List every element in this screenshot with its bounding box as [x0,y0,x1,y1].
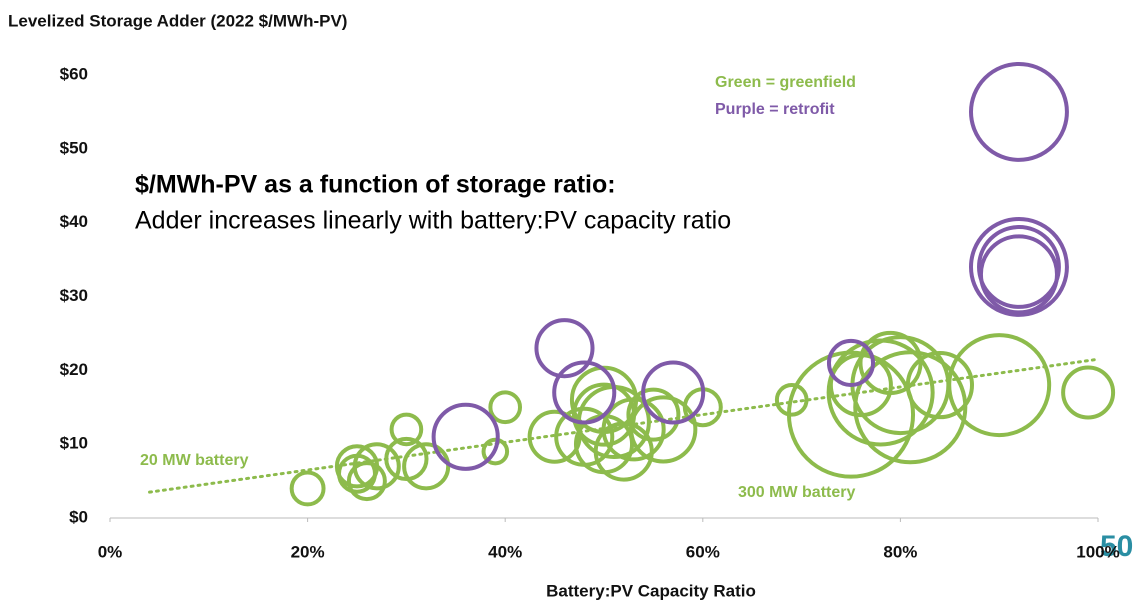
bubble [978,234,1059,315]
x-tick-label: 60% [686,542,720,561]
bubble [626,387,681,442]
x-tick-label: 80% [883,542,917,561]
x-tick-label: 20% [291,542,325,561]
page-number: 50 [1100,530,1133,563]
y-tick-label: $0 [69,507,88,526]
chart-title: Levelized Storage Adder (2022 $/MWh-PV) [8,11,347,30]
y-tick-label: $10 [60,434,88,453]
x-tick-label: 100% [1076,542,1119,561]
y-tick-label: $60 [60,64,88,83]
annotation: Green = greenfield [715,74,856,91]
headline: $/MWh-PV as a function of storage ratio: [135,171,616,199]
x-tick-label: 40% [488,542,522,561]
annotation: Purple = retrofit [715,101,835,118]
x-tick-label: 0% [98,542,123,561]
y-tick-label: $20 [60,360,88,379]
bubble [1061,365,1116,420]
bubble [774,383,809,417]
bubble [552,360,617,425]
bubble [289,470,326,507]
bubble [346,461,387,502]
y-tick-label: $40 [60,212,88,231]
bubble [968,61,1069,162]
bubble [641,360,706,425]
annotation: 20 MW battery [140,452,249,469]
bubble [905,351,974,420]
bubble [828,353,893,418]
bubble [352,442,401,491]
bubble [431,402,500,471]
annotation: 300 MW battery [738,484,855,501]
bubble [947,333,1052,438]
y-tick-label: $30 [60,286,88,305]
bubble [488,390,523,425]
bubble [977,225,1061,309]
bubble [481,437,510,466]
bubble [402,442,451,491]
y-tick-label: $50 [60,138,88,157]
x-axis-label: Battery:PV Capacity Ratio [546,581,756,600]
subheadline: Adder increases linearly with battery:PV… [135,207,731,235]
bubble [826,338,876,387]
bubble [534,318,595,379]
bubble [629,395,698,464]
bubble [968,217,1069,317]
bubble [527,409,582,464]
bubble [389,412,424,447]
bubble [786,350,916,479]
━━━━━━━━━━
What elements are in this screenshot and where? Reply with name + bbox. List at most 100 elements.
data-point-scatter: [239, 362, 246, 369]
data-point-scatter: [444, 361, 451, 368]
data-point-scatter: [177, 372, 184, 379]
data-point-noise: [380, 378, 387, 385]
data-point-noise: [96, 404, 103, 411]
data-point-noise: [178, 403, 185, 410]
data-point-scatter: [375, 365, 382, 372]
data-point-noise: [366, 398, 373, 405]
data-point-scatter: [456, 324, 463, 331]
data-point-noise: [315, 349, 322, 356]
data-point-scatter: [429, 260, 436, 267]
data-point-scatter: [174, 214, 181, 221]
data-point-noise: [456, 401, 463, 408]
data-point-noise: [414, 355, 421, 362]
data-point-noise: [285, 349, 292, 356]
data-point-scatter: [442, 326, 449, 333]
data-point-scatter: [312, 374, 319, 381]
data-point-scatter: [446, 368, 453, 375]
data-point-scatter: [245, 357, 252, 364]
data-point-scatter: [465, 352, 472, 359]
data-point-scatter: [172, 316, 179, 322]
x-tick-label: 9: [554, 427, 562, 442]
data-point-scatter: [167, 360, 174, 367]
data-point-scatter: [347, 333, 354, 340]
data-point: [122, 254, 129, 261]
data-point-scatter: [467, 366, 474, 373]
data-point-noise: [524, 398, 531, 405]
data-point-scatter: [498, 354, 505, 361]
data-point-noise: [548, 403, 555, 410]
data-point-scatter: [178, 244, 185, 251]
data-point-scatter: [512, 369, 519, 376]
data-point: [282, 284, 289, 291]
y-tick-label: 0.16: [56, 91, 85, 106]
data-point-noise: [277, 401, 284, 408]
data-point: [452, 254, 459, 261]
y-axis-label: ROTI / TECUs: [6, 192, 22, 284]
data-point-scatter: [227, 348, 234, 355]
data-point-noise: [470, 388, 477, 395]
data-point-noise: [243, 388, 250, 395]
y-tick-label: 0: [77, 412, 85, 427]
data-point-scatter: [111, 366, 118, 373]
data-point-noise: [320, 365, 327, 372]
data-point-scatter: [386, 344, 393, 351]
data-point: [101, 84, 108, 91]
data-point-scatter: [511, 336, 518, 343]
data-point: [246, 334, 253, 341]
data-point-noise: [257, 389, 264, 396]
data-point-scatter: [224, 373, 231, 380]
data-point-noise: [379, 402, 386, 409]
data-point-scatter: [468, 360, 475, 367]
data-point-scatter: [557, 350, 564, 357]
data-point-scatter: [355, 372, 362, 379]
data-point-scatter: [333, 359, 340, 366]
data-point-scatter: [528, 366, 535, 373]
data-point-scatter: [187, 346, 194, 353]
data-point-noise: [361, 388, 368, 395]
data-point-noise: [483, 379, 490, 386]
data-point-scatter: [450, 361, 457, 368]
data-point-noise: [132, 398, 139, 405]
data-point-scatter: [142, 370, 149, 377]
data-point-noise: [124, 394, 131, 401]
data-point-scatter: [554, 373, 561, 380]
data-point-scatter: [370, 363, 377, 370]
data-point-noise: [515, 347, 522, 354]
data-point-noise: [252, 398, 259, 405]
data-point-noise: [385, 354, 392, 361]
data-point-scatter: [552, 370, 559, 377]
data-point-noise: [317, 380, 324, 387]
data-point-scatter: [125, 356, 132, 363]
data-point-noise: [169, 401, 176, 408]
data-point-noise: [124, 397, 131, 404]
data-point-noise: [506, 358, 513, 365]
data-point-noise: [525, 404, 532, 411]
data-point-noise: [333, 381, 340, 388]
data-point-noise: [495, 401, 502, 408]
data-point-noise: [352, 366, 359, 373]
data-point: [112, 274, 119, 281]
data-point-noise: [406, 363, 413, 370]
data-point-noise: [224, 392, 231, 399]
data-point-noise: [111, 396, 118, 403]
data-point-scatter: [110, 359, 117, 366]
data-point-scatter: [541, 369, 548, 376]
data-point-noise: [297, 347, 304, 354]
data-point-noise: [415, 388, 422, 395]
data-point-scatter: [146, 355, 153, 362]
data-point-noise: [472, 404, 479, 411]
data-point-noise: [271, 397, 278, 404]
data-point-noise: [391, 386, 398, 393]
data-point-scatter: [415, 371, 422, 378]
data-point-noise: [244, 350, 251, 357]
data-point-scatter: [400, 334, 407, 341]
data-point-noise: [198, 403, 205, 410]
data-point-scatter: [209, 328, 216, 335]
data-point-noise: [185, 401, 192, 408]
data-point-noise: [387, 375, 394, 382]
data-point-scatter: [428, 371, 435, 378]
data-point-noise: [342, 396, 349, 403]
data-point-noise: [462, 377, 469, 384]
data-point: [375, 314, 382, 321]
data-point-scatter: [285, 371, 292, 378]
━━━━━━━━━━
_What is being asked:_ Turn the items from the line with "bubble [978,234,1059,315]" to the line with "bubble [402,442,451,491]", both included, into a JSON list of strings with one string per line, leaving out any blank lines.

_Reply to the exercise:_
[
  "bubble [978,234,1059,315]",
  "x-tick-label: 60% [686,542,720,561]",
  "bubble [626,387,681,442]",
  "x-tick-label: 80% [883,542,917,561]",
  "x-tick-label: 20% [291,542,325,561]",
  "page-number: 50 [1100,530,1133,563]",
  "y-tick-label: $0 [69,507,88,526]",
  "chart-title: Levelized Storage Adder (2022 $/MWh-PV) [8,11,347,30]",
  "y-tick-label: $10 [60,434,88,453]",
  "x-tick-label: 100% [1076,542,1119,561]",
  "y-tick-label: $60 [60,64,88,83]",
  "annotation: Green = greenfield [715,74,856,91]",
  "headline: $/MWh-PV as a function of storage ratio: [135,171,616,199]",
  "x-tick-label: 40% [488,542,522,561]",
  "annotation: Purple = retrofit [715,101,835,118]",
  "x-tick-label: 0% [98,542,123,561]",
  "y-tick-label: $20 [60,360,88,379]",
  "bubble [1061,365,1116,420]",
  "bubble [774,383,809,417]",
  "bubble [552,360,617,425]",
  "bubble [289,470,326,507]",
  "bubble [346,461,387,502]",
  "y-tick-label: $40 [60,212,88,231]",
  "bubble [968,61,1069,162]",
  "bubble [641,360,706,425]",
  "annotation: 20 MW battery [140,452,249,469]",
  "bubble [905,351,974,420]",
  "bubble [828,353,893,418]",
  "bubble [352,442,401,491]",
  "bubble [431,402,500,471]",
  "annotation: 300 MW battery [738,484,855,501]",
  "bubble [947,333,1052,438]",
  "y-tick-label: $30 [60,286,88,305]",
  "bubble [488,390,523,425]",
  "bubble [977,225,1061,309]",
  "bubble [481,437,510,466]",
  "bubble [402,442,451,491]"
]